- PROBLEM DESCRIPTION:
Transcribe the lines below verbatim, skipping the images.

- INPUT:
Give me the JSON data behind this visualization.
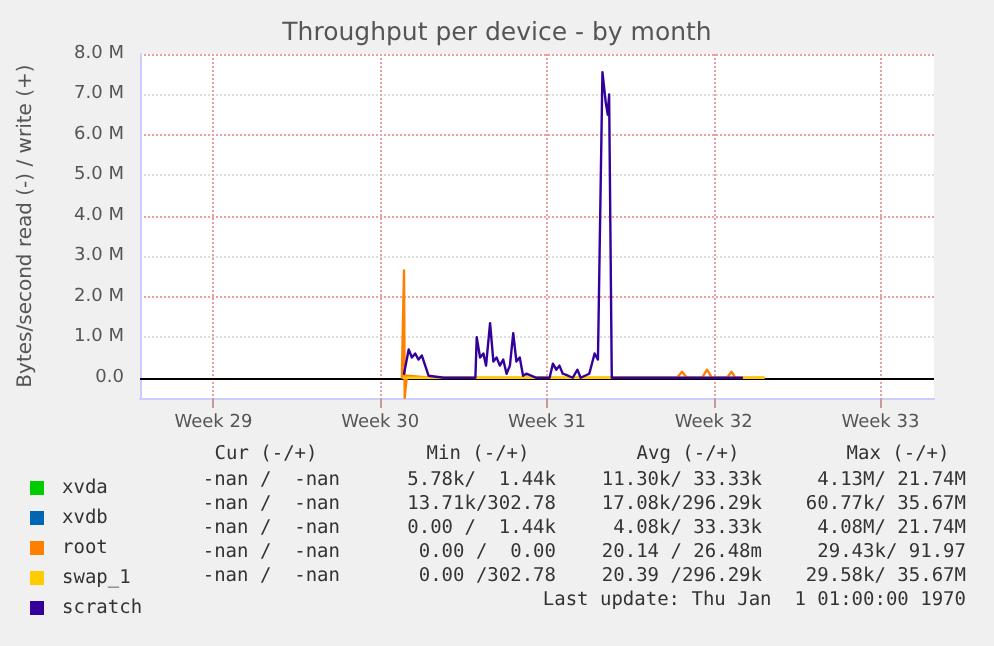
{
  "chart_data": {
    "type": "line",
    "title": "Throughput per device - by month",
    "ylabel": "Bytes/second read (-) / write (+)",
    "xlim": [
      "--07-15T10:00",
      "--08-17T18:00"
    ],
    "xticks": [
      {
        "value": "--07-18T12:00",
        "label": "Week 29"
      },
      {
        "value": "--07-25T12:00",
        "label": "Week 30"
      },
      {
        "value": "--08-01T12:00",
        "label": "Week 31"
      },
      {
        "value": "--08-08T12:00",
        "label": "Week 32"
      },
      {
        "value": "--08-15T12:00",
        "label": "Week 33"
      }
    ],
    "ylim": [
      -0.5,
      8
    ],
    "yticks": [
      {
        "value": 0,
        "label": "0.0"
      },
      {
        "value": 1,
        "label": "1.0 M"
      },
      {
        "value": 2,
        "label": "2.0 M"
      },
      {
        "value": 3,
        "label": "3.0 M"
      },
      {
        "value": 4,
        "label": "4.0 M"
      },
      {
        "value": 5,
        "label": "5.0 M"
      },
      {
        "value": 6,
        "label": "6.0 M"
      },
      {
        "value": 7,
        "label": "7.0 M"
      },
      {
        "value": 8,
        "label": "8.0 M"
      }
    ],
    "grid": true,
    "legend": "bottom left",
    "marker": "none",
    "line_style": "solid",
    "ref_lines": [
      {
        "axis": "y",
        "value": 0,
        "color": "#000000"
      }
    ],
    "series": [
      {
        "name": "xvda",
        "color": "#00cc00"
      },
      {
        "name": "xvdb",
        "color": "#0066b3"
      },
      {
        "name": "root",
        "color": "#ff8000",
        "x": [
          "--07-26T09:50",
          "--07-26T12:00",
          "--07-26T12:42",
          "--07-26T14:53",
          "--07-27T14:24",
          "--08-06T23:02",
          "--08-07T04:05",
          "--08-07T09:07",
          "--08-08T00:14",
          "--08-08T05:17",
          "--08-08T10:19",
          "--08-09T01:26",
          "--08-09T05:59",
          "--08-09T09:50",
          "--08-10T14:24"
        ],
        "values": [
          0,
          2.65,
          -0.5,
          0.05,
          0,
          0,
          0.15,
          0,
          0,
          0.2,
          0,
          0,
          0.15,
          0,
          0
        ]
      },
      {
        "name": "swap_1",
        "color": "#ffcc00",
        "x": [
          "--07-26T11:30",
          "--07-29T16:48",
          "--08-02T21:36",
          "--08-10T14:24"
        ],
        "values": [
          0,
          0,
          0,
          0
        ]
      },
      {
        "name": "scratch",
        "color": "#330099",
        "x": [
          "--07-26T12:00",
          "--07-26T16:44",
          "--07-26T19:55",
          "--07-26T23:17",
          "--07-27T02:38",
          "--07-27T06:00",
          "--07-27T09:22",
          "--07-27T12:43",
          "--07-28T04:00",
          "--07-29T11:56",
          "--07-29T13:16",
          "--07-29T16:38",
          "--07-29T20:00",
          "--07-29T22:41",
          "--07-30T02:43",
          "--07-30T06:04",
          "--07-30T09:15",
          "--07-30T12:37",
          "--07-30T15:58",
          "--07-30T19:20",
          "--07-30T22:42",
          "--07-31T02:03",
          "--07-31T05:15",
          "--07-31T08:36",
          "--07-31T11:58",
          "--07-31T15:20",
          "--08-01T01:25",
          "--08-01T14:41",
          "--08-01T18:03",
          "--08-01T21:24",
          "--08-02T00:36",
          "--08-02T03:58",
          "--08-02T09:20",
          "--08-02T14:02",
          "--08-02T18:45",
          "--08-02T21:56",
          "--08-03T06:40",
          "--08-03T12:03",
          "--08-03T15:24",
          "--08-03T19:56",
          "--08-03T23:18",
          "--08-04T01:19",
          "--08-04T02:40",
          "--08-04T05:21",
          "--08-09T16:34"
        ],
        "values": [
          0.1,
          0.7,
          0.5,
          0.6,
          0.45,
          0.55,
          0.3,
          0.05,
          0,
          0,
          1,
          0.5,
          0.6,
          0.3,
          1.35,
          0.4,
          0.5,
          0.3,
          0.45,
          0.1,
          0.3,
          1.1,
          0.4,
          0.5,
          0.05,
          0.1,
          0,
          0,
          0.35,
          0.2,
          0.3,
          0.1,
          0.05,
          0,
          0.2,
          0,
          0.1,
          0.6,
          0.45,
          7.55,
          6.8,
          6.5,
          7,
          0,
          0
        ]
      }
    ],
    "annotations": [
      "Cur (-/+)",
      "Min (-/+)",
      "Avg (-/+)",
      "Max (-/+)",
      "-nan /  -nan",
      "5.78k/  1.44k",
      "11.30k/ 33.33k",
      "4.13M/ 21.74M",
      "-nan /  -nan",
      "13.71k/302.78",
      "17.08k/296.29k",
      "60.77k/ 35.67M",
      "-nan /  -nan",
      "0.00 /  1.44k",
      "4.08k/ 33.33k",
      "4.08M/ 21.74M",
      "-nan /  -nan",
      "0.00 /  0.00",
      "20.14 / 26.48m",
      "29.43k/ 91.97",
      "-nan /  -nan",
      "0.00 /302.78",
      "20.39 /296.29k",
      "29.58k/ 35.67M",
      "Last update: Thu Jan  1 01:00:00 1970"
    ]
  }
}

- FINISHED ANSWER:
Give me the JSON data behind this visualization.
{
  "chart_data": {
    "type": "line",
    "title": "Throughput per device - by month",
    "ylabel": "Bytes/second read (-) / write (+)",
    "xlim": [
      "--07-15T10:00",
      "--08-17T18:00"
    ],
    "xticks": [
      {
        "value": "--07-18T12:00",
        "label": "Week 29"
      },
      {
        "value": "--07-25T12:00",
        "label": "Week 30"
      },
      {
        "value": "--08-01T12:00",
        "label": "Week 31"
      },
      {
        "value": "--08-08T12:00",
        "label": "Week 32"
      },
      {
        "value": "--08-15T12:00",
        "label": "Week 33"
      }
    ],
    "ylim": [
      -0.5,
      8
    ],
    "yticks": [
      {
        "value": 0,
        "label": "0.0"
      },
      {
        "value": 1,
        "label": "1.0 M"
      },
      {
        "value": 2,
        "label": "2.0 M"
      },
      {
        "value": 3,
        "label": "3.0 M"
      },
      {
        "value": 4,
        "label": "4.0 M"
      },
      {
        "value": 5,
        "label": "5.0 M"
      },
      {
        "value": 6,
        "label": "6.0 M"
      },
      {
        "value": 7,
        "label": "7.0 M"
      },
      {
        "value": 8,
        "label": "8.0 M"
      }
    ],
    "grid": true,
    "legend": "bottom left",
    "marker": "none",
    "line_style": "solid",
    "ref_lines": [
      {
        "axis": "y",
        "value": 0,
        "color": "#000000"
      }
    ],
    "series": [
      {
        "name": "xvda",
        "color": "#00cc00"
      },
      {
        "name": "xvdb",
        "color": "#0066b3"
      },
      {
        "name": "root",
        "color": "#ff8000",
        "x": [
          "--07-26T09:50",
          "--07-26T12:00",
          "--07-26T12:42",
          "--07-26T14:53",
          "--07-27T14:24",
          "--08-06T23:02",
          "--08-07T04:05",
          "--08-07T09:07",
          "--08-08T00:14",
          "--08-08T05:17",
          "--08-08T10:19",
          "--08-09T01:26",
          "--08-09T05:59",
          "--08-09T09:50",
          "--08-10T14:24"
        ],
        "values": [
          0,
          2.65,
          -0.5,
          0.05,
          0,
          0,
          0.15,
          0,
          0,
          0.2,
          0,
          0,
          0.15,
          0,
          0
        ]
      },
      {
        "name": "swap_1",
        "color": "#ffcc00",
        "x": [
          "--07-26T11:30",
          "--07-29T16:48",
          "--08-02T21:36",
          "--08-10T14:24"
        ],
        "values": [
          0,
          0,
          0,
          0
        ]
      },
      {
        "name": "scratch",
        "color": "#330099",
        "x": [
          "--07-26T12:00",
          "--07-26T16:44",
          "--07-26T19:55",
          "--07-26T23:17",
          "--07-27T02:38",
          "--07-27T06:00",
          "--07-27T09:22",
          "--07-27T12:43",
          "--07-28T04:00",
          "--07-29T11:56",
          "--07-29T13:16",
          "--07-29T16:38",
          "--07-29T20:00",
          "--07-29T22:41",
          "--07-30T02:43",
          "--07-30T06:04",
          "--07-30T09:15",
          "--07-30T12:37",
          "--07-30T15:58",
          "--07-30T19:20",
          "--07-30T22:42",
          "--07-31T02:03",
          "--07-31T05:15",
          "--07-31T08:36",
          "--07-31T11:58",
          "--07-31T15:20",
          "--08-01T01:25",
          "--08-01T14:41",
          "--08-01T18:03",
          "--08-01T21:24",
          "--08-02T00:36",
          "--08-02T03:58",
          "--08-02T09:20",
          "--08-02T14:02",
          "--08-02T18:45",
          "--08-02T21:56",
          "--08-03T06:40",
          "--08-03T12:03",
          "--08-03T15:24",
          "--08-03T19:56",
          "--08-03T23:18",
          "--08-04T01:19",
          "--08-04T02:40",
          "--08-04T05:21",
          "--08-09T16:34"
        ],
        "values": [
          0.1,
          0.7,
          0.5,
          0.6,
          0.45,
          0.55,
          0.3,
          0.05,
          0,
          0,
          1,
          0.5,
          0.6,
          0.3,
          1.35,
          0.4,
          0.5,
          0.3,
          0.45,
          0.1,
          0.3,
          1.1,
          0.4,
          0.5,
          0.05,
          0.1,
          0,
          0,
          0.35,
          0.2,
          0.3,
          0.1,
          0.05,
          0,
          0.2,
          0,
          0.1,
          0.6,
          0.45,
          7.55,
          6.8,
          6.5,
          7,
          0,
          0
        ]
      }
    ],
    "annotations": [
      "Cur (-/+)",
      "Min (-/+)",
      "Avg (-/+)",
      "Max (-/+)",
      "-nan /  -nan",
      "5.78k/  1.44k",
      "11.30k/ 33.33k",
      "4.13M/ 21.74M",
      "-nan /  -nan",
      "13.71k/302.78",
      "17.08k/296.29k",
      "60.77k/ 35.67M",
      "-nan /  -nan",
      "0.00 /  1.44k",
      "4.08k/ 33.33k",
      "4.08M/ 21.74M",
      "-nan /  -nan",
      "0.00 /  0.00",
      "20.14 / 26.48m",
      "29.43k/ 91.97",
      "-nan /  -nan",
      "0.00 /302.78",
      "20.39 /296.29k",
      "29.58k/ 35.67M",
      "Last update: Thu Jan  1 01:00:00 1970"
    ]
  }
}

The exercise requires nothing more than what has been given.